1
$\begingroup$

I am currently studying the free modules and I am stuck in the following question. Please help me.

I know that if $M$ is a free module on an infinite subset $A$ over a ring $R$ (not necessarily commutative) with unity and if $B$ is another subset of $M$ such that $M$ is also free on $B$, then $card(A) = card(B)$. What I questioned myself is the following:

Let $M$ be a free module on an infinite subset $A$ over a ring $R$ (not necessarily commutative) with unity. If $N$ is a submodule of $M$ such that $N$ is free on a subset $B$, then is this true that $card(B) \leq card(A)$?

I know that since $R$ is non-commutative, therefore, the cardinalities of the free bases for $N$ may differ. But, my question is, if $B$ is any one of the free bases for $N$, then is this true that the cardinality of $B$ is smaller than or equal to the cardinality of $A$? I also know that if $R$ is a PID, then the answer is affirmative. But I am not able to solve the above-mentioned question. Please help me.

• Some records
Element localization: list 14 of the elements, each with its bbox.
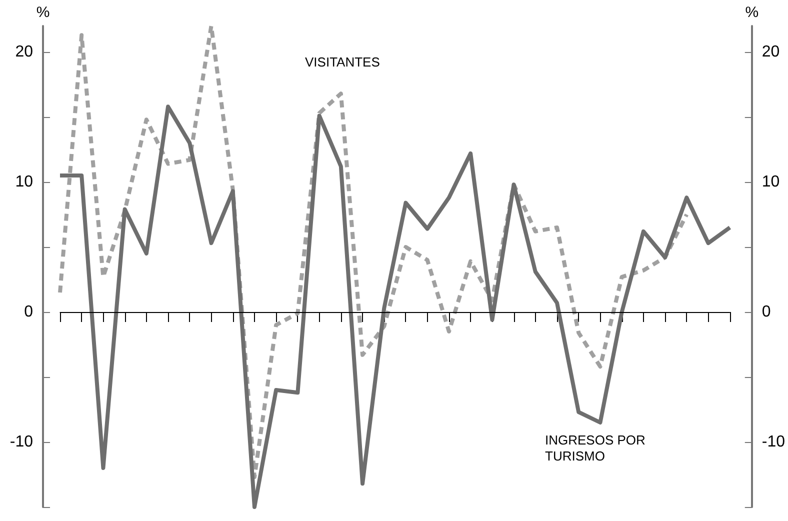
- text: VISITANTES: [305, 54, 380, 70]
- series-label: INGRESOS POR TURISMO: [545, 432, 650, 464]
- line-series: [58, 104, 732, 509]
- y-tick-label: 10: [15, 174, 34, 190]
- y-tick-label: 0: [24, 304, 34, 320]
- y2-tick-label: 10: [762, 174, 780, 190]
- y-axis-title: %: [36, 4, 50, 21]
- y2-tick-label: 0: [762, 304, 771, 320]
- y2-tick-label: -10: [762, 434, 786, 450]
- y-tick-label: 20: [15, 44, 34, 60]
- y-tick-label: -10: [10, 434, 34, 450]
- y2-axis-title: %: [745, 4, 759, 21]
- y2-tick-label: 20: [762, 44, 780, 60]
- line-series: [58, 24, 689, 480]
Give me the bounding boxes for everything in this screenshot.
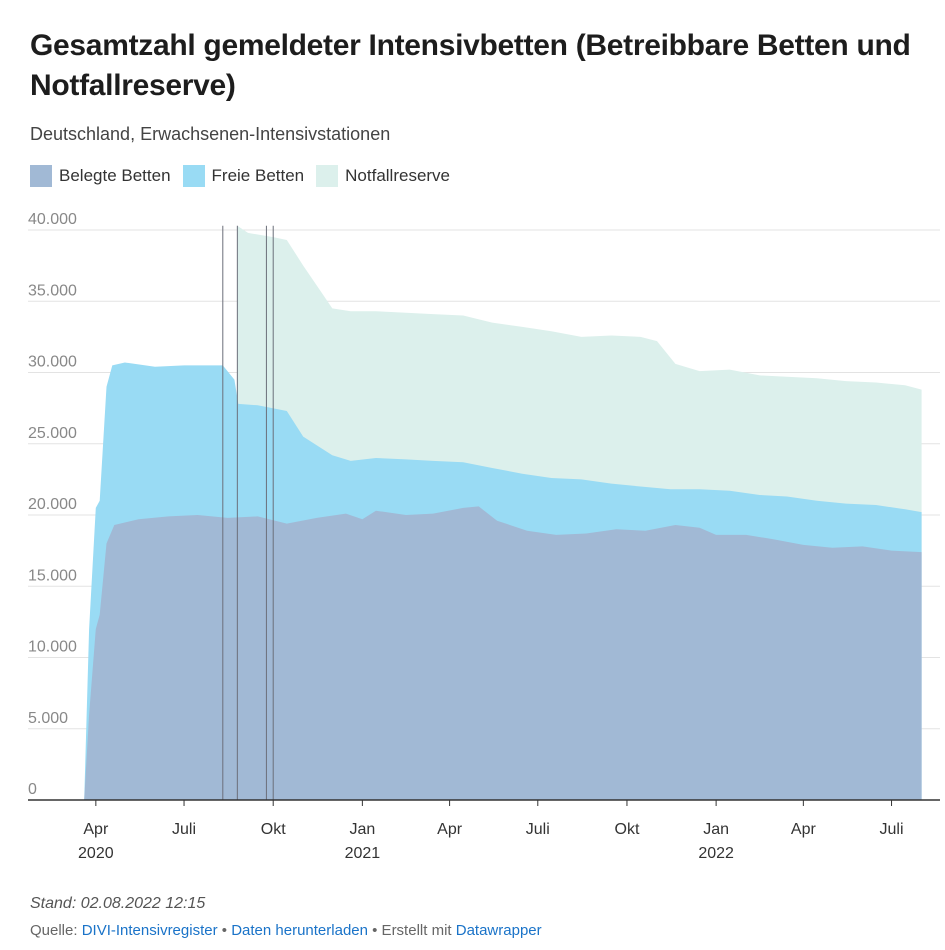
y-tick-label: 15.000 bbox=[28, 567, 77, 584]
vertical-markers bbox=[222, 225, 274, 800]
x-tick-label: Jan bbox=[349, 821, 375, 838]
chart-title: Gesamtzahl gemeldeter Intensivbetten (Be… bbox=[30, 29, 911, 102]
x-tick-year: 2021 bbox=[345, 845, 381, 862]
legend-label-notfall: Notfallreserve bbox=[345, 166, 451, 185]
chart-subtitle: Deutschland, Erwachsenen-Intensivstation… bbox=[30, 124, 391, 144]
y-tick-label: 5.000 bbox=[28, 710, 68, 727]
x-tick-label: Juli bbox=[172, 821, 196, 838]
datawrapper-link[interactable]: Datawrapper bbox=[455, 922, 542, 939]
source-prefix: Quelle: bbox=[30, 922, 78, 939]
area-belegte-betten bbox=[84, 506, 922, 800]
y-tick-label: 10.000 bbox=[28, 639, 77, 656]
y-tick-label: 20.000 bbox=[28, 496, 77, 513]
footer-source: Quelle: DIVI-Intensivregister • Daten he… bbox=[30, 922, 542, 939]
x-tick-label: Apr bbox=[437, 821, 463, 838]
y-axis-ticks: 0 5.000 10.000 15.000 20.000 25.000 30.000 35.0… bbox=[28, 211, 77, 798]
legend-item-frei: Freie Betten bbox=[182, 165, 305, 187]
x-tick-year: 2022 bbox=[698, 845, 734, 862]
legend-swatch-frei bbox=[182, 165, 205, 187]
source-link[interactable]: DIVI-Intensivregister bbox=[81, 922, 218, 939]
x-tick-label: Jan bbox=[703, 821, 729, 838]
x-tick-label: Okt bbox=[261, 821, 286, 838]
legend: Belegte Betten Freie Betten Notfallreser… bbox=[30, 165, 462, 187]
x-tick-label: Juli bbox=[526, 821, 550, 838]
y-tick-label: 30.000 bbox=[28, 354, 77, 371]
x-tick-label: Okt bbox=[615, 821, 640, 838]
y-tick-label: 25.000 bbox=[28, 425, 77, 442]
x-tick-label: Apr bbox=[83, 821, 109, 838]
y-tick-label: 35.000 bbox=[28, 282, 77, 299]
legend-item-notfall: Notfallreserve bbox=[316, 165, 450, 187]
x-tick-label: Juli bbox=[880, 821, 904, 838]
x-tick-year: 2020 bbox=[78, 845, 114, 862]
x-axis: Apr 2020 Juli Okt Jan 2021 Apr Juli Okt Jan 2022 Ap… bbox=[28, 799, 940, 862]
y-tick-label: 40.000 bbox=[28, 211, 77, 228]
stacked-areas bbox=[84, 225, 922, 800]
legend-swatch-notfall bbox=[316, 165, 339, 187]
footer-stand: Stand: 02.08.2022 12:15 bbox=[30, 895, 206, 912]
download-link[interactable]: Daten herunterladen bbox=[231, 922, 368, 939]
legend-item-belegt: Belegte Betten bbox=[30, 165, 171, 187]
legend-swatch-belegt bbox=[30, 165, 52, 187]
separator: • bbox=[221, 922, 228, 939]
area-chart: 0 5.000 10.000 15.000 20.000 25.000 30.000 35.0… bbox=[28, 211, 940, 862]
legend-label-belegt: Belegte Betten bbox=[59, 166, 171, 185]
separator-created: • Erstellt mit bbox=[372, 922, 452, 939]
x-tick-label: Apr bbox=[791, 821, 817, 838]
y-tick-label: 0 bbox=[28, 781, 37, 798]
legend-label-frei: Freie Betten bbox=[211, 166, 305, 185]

• Given problem
List every single-letter symbol that the question about free modules uses to name a mathematical object, and say what each one names.

• Written response
- $M$: a free module on an infinite subset $A$
- $A$: an infinite subset on which $M$ is free
- $R$: a ring with unity, not necessarily commutative
- $B$: another subset of $M$ on which $M$ is also free, and in the second question a subset on which $N$ is free
- $N$: a submodule of $M$ that is free on a subset $B$